→ **Exercise**: Search the material for the word "will" and report each line where it turns up.

→ **Data shown**:
==========

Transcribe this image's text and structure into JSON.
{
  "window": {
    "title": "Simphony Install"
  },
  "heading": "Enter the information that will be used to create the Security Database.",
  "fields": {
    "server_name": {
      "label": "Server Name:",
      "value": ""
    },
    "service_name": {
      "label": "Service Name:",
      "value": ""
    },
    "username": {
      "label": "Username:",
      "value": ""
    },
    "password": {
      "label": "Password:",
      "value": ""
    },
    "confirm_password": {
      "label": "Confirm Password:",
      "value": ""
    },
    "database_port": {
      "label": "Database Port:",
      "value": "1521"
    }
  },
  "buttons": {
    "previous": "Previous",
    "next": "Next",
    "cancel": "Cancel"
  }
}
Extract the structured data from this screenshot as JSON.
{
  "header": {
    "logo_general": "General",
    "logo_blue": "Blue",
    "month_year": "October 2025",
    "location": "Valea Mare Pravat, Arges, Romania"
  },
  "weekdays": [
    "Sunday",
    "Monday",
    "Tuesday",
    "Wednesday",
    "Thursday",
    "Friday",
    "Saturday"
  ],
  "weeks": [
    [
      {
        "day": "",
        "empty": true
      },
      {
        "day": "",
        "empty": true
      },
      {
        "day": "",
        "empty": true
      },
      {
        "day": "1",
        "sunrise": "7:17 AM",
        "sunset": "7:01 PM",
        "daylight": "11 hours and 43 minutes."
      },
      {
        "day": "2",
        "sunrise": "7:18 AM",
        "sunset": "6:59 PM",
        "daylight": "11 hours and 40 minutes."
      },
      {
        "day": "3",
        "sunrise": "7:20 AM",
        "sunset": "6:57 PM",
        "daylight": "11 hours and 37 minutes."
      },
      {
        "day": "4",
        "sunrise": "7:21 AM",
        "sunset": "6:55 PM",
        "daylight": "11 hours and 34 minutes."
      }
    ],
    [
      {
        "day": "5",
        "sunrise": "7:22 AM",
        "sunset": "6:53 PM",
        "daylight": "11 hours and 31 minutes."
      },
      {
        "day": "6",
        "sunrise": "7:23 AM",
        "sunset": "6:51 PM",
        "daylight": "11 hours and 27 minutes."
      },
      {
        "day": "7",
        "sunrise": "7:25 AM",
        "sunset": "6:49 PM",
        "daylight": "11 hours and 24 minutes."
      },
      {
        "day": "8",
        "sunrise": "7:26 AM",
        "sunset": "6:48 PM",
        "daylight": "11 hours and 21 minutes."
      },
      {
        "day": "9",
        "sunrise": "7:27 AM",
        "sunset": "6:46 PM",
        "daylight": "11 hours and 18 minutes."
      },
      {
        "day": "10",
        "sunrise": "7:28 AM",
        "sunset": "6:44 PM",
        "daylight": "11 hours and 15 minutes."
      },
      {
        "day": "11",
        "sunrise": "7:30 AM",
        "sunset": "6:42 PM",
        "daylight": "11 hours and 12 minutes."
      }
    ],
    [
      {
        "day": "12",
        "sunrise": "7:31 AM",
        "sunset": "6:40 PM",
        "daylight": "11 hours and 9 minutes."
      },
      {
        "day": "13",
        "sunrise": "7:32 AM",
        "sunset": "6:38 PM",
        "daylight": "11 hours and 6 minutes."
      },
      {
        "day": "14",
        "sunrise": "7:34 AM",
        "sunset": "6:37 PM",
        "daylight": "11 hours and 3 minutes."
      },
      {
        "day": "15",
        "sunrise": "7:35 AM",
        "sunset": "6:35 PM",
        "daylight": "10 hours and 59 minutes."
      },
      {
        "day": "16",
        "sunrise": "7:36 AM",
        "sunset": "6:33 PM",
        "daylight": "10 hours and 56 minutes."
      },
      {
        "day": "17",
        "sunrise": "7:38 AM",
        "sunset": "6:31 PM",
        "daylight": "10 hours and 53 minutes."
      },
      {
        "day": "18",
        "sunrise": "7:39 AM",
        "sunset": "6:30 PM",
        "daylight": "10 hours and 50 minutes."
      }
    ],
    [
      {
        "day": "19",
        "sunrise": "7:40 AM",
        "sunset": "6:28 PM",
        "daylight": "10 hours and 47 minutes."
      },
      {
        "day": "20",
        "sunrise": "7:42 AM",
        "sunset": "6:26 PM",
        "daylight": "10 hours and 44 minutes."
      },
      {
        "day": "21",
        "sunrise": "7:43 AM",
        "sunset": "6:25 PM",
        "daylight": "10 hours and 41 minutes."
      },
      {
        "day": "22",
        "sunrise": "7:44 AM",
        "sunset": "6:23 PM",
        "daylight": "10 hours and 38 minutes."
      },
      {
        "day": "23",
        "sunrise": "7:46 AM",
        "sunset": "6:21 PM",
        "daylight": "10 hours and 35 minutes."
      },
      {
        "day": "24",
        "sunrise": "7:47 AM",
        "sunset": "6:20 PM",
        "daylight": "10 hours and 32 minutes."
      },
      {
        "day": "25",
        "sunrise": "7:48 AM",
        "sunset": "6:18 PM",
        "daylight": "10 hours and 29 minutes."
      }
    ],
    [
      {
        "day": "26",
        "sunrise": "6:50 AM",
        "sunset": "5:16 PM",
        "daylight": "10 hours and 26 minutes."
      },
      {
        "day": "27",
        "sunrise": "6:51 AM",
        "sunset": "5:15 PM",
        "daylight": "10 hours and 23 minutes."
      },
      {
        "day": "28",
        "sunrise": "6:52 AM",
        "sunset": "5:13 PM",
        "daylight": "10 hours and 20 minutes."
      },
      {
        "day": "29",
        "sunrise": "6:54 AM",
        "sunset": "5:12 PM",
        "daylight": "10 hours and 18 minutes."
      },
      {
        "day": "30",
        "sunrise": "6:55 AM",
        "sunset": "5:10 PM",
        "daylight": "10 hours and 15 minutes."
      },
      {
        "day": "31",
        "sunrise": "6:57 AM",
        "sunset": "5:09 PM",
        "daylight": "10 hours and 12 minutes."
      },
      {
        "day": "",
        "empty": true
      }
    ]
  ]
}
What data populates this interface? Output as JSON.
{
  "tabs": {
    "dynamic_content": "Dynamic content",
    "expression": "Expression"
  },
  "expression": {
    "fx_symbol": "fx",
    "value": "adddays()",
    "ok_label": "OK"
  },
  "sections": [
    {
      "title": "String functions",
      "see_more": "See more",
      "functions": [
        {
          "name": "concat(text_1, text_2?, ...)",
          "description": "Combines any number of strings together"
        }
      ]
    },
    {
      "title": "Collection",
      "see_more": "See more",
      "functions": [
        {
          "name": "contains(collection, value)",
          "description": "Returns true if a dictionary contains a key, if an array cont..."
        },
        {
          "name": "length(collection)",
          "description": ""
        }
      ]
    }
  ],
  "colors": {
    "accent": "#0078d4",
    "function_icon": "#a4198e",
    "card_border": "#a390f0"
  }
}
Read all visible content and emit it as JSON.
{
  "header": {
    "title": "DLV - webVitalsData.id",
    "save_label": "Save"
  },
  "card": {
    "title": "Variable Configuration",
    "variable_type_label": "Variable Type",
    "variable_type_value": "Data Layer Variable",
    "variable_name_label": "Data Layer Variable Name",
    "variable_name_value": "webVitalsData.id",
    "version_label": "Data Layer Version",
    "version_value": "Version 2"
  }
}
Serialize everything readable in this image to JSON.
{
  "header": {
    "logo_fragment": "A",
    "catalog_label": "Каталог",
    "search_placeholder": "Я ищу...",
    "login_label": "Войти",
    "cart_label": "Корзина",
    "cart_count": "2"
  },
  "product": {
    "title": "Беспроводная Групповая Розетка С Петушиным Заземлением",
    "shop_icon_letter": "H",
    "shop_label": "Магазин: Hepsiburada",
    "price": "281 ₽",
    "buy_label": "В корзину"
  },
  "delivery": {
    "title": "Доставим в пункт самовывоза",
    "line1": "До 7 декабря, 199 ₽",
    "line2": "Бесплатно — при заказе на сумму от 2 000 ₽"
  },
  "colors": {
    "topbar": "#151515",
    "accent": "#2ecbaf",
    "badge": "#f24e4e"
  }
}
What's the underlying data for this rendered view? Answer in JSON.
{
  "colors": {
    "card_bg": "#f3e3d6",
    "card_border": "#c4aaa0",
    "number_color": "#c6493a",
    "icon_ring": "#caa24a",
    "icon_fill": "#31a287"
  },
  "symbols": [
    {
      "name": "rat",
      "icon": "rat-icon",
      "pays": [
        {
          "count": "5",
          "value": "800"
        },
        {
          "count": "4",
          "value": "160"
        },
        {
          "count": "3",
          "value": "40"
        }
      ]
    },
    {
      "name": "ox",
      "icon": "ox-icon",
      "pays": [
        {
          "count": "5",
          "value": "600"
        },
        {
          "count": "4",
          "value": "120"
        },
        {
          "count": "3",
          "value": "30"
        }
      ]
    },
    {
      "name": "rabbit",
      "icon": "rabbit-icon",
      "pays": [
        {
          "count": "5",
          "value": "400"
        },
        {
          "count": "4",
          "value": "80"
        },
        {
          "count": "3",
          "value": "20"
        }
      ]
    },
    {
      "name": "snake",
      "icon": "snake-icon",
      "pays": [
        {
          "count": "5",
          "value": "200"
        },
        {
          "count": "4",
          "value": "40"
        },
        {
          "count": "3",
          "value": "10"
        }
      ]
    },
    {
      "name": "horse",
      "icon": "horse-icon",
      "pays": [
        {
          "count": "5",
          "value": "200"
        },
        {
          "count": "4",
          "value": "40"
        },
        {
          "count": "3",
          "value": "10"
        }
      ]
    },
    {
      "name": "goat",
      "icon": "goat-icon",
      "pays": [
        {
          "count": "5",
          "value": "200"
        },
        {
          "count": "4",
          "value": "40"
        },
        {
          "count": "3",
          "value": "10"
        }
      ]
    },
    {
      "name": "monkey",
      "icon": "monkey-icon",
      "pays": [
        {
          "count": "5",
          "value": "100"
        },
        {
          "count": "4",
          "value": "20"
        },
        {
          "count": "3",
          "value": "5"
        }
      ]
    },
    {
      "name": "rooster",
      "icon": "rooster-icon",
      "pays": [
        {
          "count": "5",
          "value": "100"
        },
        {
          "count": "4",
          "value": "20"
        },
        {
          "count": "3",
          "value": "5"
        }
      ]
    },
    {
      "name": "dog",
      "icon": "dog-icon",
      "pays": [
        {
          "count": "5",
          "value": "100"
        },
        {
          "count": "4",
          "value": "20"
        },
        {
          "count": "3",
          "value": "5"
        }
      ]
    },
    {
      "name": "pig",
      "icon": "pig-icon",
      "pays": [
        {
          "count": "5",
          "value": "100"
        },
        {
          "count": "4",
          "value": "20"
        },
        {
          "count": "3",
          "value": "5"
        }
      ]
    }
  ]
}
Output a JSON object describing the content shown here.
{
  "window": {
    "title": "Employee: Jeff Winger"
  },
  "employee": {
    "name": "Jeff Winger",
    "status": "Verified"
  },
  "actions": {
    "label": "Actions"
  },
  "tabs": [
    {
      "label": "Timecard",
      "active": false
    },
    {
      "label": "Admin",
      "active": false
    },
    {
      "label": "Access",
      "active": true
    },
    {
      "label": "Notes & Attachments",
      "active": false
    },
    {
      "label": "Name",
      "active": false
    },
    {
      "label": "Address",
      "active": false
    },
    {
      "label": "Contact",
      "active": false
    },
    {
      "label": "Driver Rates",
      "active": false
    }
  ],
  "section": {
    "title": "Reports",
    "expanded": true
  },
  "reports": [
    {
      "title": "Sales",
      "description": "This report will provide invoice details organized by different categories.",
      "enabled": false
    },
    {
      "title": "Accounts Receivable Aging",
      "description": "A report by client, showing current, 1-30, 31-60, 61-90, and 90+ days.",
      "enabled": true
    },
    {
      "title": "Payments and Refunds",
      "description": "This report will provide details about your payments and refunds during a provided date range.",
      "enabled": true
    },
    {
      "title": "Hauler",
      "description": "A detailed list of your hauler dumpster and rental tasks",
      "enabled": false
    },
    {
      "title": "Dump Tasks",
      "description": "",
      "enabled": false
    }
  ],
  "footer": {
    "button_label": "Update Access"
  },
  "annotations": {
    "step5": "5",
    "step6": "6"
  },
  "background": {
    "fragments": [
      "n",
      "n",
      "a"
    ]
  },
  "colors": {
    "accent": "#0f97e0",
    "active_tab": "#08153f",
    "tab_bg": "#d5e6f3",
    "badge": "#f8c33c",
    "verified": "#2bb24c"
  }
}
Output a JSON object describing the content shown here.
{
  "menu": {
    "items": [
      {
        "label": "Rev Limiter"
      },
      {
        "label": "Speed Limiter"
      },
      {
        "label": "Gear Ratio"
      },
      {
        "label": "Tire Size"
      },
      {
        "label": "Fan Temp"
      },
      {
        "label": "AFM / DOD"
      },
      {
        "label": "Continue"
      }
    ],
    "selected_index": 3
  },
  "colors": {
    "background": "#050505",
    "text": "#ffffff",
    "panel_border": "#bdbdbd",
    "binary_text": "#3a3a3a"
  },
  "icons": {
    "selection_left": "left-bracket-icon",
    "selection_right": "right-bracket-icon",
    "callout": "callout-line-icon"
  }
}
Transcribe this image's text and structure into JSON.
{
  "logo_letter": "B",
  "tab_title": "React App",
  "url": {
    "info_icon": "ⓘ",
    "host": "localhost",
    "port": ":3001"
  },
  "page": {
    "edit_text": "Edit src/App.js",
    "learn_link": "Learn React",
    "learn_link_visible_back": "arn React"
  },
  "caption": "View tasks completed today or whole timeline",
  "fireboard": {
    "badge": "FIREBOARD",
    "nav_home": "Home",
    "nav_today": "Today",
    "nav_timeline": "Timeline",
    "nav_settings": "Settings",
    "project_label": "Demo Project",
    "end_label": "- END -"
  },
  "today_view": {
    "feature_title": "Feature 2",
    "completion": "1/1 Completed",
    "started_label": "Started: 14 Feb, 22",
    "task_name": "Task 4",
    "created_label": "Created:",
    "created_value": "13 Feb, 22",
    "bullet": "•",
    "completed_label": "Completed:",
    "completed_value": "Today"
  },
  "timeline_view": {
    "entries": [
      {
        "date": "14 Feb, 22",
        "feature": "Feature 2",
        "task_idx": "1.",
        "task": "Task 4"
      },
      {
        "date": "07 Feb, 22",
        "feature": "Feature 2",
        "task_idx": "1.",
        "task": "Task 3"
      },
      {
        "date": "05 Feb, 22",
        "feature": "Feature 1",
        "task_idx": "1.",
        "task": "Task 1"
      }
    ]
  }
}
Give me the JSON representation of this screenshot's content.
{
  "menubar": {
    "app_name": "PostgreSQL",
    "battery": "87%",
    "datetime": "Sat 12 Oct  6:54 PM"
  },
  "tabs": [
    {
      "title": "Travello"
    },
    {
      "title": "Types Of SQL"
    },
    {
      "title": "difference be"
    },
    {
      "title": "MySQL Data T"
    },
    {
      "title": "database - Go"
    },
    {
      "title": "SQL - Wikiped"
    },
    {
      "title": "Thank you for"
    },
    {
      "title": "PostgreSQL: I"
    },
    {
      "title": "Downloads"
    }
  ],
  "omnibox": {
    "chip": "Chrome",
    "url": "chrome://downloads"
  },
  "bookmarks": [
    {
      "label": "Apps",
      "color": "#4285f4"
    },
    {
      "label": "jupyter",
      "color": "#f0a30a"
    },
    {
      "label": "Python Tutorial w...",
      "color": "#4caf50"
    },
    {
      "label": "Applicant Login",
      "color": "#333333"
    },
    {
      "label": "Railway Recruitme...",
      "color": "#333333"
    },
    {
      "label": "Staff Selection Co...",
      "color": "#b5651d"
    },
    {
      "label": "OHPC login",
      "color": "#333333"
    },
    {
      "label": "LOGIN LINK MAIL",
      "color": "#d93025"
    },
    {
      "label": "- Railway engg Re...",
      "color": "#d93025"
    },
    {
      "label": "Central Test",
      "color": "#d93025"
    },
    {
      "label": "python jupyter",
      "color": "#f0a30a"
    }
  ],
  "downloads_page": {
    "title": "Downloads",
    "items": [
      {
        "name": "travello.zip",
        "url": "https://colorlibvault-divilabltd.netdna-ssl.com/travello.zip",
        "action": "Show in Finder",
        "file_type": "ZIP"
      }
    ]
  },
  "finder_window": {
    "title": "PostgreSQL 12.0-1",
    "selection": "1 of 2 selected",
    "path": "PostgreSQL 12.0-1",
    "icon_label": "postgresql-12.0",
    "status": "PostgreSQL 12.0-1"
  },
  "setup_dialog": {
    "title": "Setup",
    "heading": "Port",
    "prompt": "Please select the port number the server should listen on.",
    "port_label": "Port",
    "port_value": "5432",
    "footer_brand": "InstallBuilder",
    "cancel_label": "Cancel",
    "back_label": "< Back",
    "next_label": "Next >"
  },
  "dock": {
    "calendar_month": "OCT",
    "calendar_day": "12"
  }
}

==========

→ **Result of the exercise**:
  "heading": "Enter the information that will be used to create the Security Database.",
      "description": "This report will provide invoice details organized by different categories.",
      "description": "This report will provide details about your payments and refunds during a provided date range.",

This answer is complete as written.